## DATA IN THIS EXERCISE
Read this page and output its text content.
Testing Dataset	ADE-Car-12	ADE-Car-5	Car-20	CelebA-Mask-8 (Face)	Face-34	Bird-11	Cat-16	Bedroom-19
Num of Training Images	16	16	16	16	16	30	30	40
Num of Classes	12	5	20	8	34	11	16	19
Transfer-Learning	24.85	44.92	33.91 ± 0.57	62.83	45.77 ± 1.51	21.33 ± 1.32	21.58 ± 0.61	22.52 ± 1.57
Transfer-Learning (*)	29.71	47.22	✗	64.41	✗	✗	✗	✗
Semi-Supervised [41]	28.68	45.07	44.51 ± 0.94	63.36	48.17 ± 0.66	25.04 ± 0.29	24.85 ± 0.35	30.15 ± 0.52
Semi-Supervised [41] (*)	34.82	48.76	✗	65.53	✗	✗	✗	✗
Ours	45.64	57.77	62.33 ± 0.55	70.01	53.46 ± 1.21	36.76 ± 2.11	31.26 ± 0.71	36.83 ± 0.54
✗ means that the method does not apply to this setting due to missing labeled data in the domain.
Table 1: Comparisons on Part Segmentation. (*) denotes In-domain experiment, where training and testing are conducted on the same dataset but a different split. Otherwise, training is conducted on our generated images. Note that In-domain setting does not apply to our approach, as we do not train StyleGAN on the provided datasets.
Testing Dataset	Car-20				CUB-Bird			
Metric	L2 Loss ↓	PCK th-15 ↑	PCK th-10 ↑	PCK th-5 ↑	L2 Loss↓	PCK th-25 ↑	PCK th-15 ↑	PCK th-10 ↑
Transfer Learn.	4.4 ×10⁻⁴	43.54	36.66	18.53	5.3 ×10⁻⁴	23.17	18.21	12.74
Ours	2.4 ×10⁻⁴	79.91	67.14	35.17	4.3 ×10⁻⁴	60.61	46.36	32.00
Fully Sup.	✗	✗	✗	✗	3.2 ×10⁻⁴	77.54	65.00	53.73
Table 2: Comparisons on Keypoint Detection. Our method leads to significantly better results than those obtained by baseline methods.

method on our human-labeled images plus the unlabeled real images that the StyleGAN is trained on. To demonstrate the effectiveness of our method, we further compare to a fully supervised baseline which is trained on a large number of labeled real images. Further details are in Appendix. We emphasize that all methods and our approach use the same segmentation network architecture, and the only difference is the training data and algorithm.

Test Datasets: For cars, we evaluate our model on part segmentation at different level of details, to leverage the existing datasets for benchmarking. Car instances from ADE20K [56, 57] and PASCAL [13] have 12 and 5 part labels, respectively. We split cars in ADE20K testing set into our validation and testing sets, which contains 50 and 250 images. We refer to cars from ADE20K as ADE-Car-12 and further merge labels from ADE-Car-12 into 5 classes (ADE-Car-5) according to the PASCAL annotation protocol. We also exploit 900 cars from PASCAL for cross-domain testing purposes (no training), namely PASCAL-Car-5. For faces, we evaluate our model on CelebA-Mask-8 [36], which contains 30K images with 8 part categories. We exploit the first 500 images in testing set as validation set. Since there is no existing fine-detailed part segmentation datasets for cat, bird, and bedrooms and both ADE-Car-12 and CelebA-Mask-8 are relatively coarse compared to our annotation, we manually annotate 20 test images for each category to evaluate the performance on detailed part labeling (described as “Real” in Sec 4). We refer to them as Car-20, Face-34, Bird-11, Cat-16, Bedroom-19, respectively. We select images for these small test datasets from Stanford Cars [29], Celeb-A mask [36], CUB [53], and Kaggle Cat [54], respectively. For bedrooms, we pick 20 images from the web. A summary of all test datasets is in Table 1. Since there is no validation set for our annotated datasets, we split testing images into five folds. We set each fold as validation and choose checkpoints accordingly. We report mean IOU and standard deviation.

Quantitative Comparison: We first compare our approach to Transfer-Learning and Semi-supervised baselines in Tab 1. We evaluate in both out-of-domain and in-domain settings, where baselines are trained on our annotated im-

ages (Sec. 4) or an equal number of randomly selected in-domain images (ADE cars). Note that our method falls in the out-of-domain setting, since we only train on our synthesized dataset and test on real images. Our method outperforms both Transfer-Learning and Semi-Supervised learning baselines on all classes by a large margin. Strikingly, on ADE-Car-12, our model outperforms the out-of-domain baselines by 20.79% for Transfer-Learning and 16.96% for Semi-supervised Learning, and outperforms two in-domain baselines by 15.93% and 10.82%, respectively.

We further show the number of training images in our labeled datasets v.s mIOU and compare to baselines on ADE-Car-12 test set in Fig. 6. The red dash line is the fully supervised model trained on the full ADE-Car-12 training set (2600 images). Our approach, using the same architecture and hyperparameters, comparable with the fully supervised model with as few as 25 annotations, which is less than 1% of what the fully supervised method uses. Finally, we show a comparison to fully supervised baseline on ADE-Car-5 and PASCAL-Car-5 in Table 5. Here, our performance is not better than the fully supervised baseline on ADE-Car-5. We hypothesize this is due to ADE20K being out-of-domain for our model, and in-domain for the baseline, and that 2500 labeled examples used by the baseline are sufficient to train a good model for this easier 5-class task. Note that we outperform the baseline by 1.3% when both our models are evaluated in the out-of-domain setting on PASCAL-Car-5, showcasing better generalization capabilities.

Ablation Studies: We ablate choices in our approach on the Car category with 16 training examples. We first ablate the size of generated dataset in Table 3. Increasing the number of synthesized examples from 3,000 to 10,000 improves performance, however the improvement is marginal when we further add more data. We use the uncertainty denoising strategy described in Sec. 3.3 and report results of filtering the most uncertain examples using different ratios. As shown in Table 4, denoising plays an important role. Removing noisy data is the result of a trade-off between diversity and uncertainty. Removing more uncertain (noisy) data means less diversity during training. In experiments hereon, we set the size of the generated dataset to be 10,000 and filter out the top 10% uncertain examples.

## REQUEST
Give a word-for-word copy of the records.

## OUTPUT OF THE EXERCISE
Read this page and output its text content.
Testing Dataset	ADE-Car-12	ADE-Car-5	Car-20	CelebA-Mask-8 (Face)	Face-34	Bird-11	Cat-16	Bedroom-19
Num of Training Images	16	16	16	16	16	30	30	40
Num of Classes	12	5	20	8	34	11	16	19
Transfer-Learning	24.85	44.92	33.91 ± 0.57	62.83	45.77 ± 1.51	21.33 ± 1.32	21.58 ± 0.61	22.52 ± 1.57
Transfer-Learning (*)	29.71	47.22	✗	64.41	✗	✗	✗	✗
Semi-Supervised [41]	28.68	45.07	44.51 ± 0.94	63.36	48.17 ± 0.66	25.04 ± 0.29	24.85 ± 0.35	30.15 ± 0.52
Semi-Supervised [41] (*)	34.82	48.76	✗	65.53	✗	✗	✗	✗
Ours	45.64	57.77	62.33 ± 0.55	70.01	53.46 ± 1.21	36.76 ± 2.11	31.26 ± 0.71	36.83 ± 0.54
✗ means that the method does not apply to this setting due to missing labeled data in the domain.
Table 1: Comparisons on Part Segmentation. (*) denotes In-domain experiment, where training and testing are conducted on the same dataset but a different split. Otherwise, training is conducted on our generated images. Note that In-domain setting does not apply to our approach, as we do not train StyleGAN on the provided datasets.
Testing Dataset	Car-20				CUB-Bird			
Metric	L2 Loss ↓	PCK th-15 ↑	PCK th-10 ↑	PCK th-5 ↑	L2 Loss↓	PCK th-25 ↑	PCK th-15 ↑	PCK th-10 ↑
Transfer Learn.	4.4 ×10⁻⁴	43.54	36.66	18.53	5.3 ×10⁻⁴	23.17	18.21	12.74
Ours	2.4 ×10⁻⁴	79.91	67.14	35.17	4.3 ×10⁻⁴	60.61	46.36	32.00
Fully Sup.	✗	✗	✗	✗	3.2 ×10⁻⁴	77.54	65.00	53.73
Table 2: Comparisons on Keypoint Detection. Our method leads to significantly better results than those obtained by baseline methods.

method on our human-labeled images plus the unlabeled real images that the StyleGAN is trained on. To demonstrate the effectiveness of our method, we further compare to a fully supervised baseline which is trained on a large number of labeled real images. Further details are in Appendix. We emphasize that all methods and our approach use the same segmentation network architecture, and the only difference is the training data and algorithm.

Test Datasets: For cars, we evaluate our model on part segmentation at different level of details, to leverage the existing datasets for benchmarking. Car instances from ADE20K [56, 57] and PASCAL [13] have 12 and 5 part labels, respectively. We split cars in ADE20K testing set into our validation and testing sets, which contains 50 and 250 images. We refer to cars from ADE20K as ADE-Car-12 and further merge labels from ADE-Car-12 into 5 classes (ADE-Car-5) according to the PASCAL annotation protocol. We also exploit 900 cars from PASCAL for cross-domain testing purposes (no training), namely PASCAL-Car-5. For faces, we evaluate our model on CelebA-Mask-8 [36], which contains 30K images with 8 part categories. We exploit the first 500 images in testing set as validation set. Since there is no existing fine-detailed part segmentation datasets for cat, bird, and bedrooms and both ADE-Car-12 and CelebA-Mask-8 are relatively coarse compared to our annotation, we manually annotate 20 test images for each category to evaluate the performance on detailed part labeling (described as “Real” in Sec 4). We refer to them as Car-20, Face-34, Bird-11, Cat-16, Bedroom-19, respectively. We select images for these small test datasets from Stanford Cars [29], Celeb-A mask [36], CUB [53], and Kaggle Cat [54], respectively. For bedrooms, we pick 20 images from the web. A summary of all test datasets is in Table 1. Since there is no validation set for our annotated datasets, we split testing images into five folds. We set each fold as validation and choose checkpoints accordingly. We report mean IOU and standard deviation.

Quantitative Comparison: We first compare our approach to Transfer-Learning and Semi-supervised baselines in Tab 1. We evaluate in both out-of-domain and in-domain settings, where baselines are trained on our annotated im-

ages (Sec. 4) or an equal number of randomly selected in-domain images (ADE cars). Note that our method falls in the out-of-domain setting, since we only train on our synthesized dataset and test on real images. Our method outperforms both Transfer-Learning and Semi-Supervised learning baselines on all classes by a large margin. Strikingly, on ADE-Car-12, our model outperforms the out-of-domain baselines by 20.79% for Transfer-Learning and 16.96% for Semi-supervised Learning, and outperforms two in-domain baselines by 15.93% and 10.82%, respectively.

We further show the number of training images in our labeled datasets v.s mIOU and compare to baselines on ADE-Car-12 test set in Fig. 6. The red dash line is the fully supervised model trained on the full ADE-Car-12 training set (2600 images). Our approach, using the same architecture and hyperparameters, comparable with the fully supervised model with as few as 25 annotations, which is less than 1% of what the fully supervised method uses. Finally, we show a comparison to fully supervised baseline on ADE-Car-5 and PASCAL-Car-5 in Table 5. Here, our performance is not better than the fully supervised baseline on ADE-Car-5. We hypothesize this is due to ADE20K being out-of-domain for our model, and in-domain for the baseline, and that 2500 labeled examples used by the baseline are sufficient to train a good model for this easier 5-class task. Note that we outperform the baseline by 1.3% when both our models are evaluated in the out-of-domain setting on PASCAL-Car-5, showcasing better generalization capabilities.

Ablation Studies: We ablate choices in our approach on the Car category with 16 training examples. We first ablate the size of generated dataset in Table 3. Increasing the number of synthesized examples from 3,000 to 10,000 improves performance, however the improvement is marginal when we further add more data. We use the uncertainty denoising strategy described in Sec. 3.3 and report results of filtering the most uncertain examples using different ratios. As shown in Table 4, denoising plays an important role. Removing noisy data is the result of a trade-off between diversity and uncertainty. Removing more uncertain (noisy) data means less diversity during training. In experiments hereon, we set the size of the generated dataset to be 10,000 and filter out the top 10% uncertain examples.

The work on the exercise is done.